INSTRUCTION: Only lines holding the word "Esperienze" should be copied from the material.

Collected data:
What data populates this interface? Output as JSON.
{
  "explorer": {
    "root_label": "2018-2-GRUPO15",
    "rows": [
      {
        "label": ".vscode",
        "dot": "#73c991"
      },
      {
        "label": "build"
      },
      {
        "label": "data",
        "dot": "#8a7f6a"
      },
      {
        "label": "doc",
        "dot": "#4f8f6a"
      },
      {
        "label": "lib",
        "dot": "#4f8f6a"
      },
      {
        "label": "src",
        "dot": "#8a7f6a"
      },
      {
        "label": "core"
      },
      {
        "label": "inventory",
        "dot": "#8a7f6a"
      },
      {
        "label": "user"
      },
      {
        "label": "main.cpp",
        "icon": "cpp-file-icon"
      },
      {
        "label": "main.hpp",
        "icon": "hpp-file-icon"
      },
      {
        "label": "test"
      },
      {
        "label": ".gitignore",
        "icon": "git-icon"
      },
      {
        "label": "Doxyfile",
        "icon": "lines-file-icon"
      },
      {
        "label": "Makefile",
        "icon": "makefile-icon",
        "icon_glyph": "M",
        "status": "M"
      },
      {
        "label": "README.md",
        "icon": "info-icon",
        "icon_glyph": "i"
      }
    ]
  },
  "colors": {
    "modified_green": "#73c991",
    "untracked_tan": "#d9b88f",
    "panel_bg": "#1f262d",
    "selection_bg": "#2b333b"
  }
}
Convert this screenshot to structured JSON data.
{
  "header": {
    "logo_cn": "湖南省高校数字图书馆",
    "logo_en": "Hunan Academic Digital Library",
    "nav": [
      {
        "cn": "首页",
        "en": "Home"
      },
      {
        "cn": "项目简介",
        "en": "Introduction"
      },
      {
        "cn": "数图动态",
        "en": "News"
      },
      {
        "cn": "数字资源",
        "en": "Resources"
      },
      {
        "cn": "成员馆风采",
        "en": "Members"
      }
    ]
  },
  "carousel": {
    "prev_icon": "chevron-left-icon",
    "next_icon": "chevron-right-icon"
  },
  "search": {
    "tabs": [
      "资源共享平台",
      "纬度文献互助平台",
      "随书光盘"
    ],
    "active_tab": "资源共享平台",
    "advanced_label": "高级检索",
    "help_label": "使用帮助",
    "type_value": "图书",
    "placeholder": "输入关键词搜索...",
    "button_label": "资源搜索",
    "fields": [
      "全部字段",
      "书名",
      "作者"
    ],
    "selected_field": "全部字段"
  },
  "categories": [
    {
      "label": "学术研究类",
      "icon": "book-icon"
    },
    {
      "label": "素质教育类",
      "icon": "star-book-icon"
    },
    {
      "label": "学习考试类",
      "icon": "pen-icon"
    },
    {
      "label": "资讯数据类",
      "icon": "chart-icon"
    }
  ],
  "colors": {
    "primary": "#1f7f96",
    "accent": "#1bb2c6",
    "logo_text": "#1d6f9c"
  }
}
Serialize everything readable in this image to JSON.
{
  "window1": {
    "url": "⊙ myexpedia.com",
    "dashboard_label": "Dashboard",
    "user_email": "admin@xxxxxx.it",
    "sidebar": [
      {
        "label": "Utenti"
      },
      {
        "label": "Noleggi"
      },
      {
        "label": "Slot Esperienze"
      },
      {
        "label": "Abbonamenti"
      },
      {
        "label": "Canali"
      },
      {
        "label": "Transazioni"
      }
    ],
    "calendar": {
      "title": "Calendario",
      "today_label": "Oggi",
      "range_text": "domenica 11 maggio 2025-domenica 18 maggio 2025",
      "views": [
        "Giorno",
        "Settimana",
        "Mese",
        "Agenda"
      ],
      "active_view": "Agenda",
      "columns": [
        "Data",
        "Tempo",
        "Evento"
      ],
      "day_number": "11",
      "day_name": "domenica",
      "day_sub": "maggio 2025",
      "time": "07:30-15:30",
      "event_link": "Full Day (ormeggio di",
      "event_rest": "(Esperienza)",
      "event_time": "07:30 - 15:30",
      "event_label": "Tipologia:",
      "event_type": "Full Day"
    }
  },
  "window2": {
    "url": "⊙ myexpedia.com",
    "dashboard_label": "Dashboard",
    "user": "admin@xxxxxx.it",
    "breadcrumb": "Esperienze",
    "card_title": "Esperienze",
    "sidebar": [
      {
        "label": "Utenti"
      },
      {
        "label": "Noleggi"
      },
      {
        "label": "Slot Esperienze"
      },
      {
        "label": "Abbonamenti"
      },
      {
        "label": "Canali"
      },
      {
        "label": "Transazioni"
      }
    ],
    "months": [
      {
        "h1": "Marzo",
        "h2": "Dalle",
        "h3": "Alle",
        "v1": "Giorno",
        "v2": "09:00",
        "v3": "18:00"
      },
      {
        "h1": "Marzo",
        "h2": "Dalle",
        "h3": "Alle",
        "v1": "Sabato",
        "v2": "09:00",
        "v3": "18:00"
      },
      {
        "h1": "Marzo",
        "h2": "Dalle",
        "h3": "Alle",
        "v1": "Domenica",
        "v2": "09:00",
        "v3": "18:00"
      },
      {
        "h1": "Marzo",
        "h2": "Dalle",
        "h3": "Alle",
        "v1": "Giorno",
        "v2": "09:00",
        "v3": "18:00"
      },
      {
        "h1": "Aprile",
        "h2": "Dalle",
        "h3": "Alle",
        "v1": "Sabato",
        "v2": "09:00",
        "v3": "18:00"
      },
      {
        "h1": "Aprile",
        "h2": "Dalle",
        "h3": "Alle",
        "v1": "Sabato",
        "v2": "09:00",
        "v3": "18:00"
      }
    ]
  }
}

RESPONSE:
        "label": "Slot Esperienze"
    "breadcrumb": "Esperienze",
    "card_title": "Esperienze",
        "label": "Slot Esperienze"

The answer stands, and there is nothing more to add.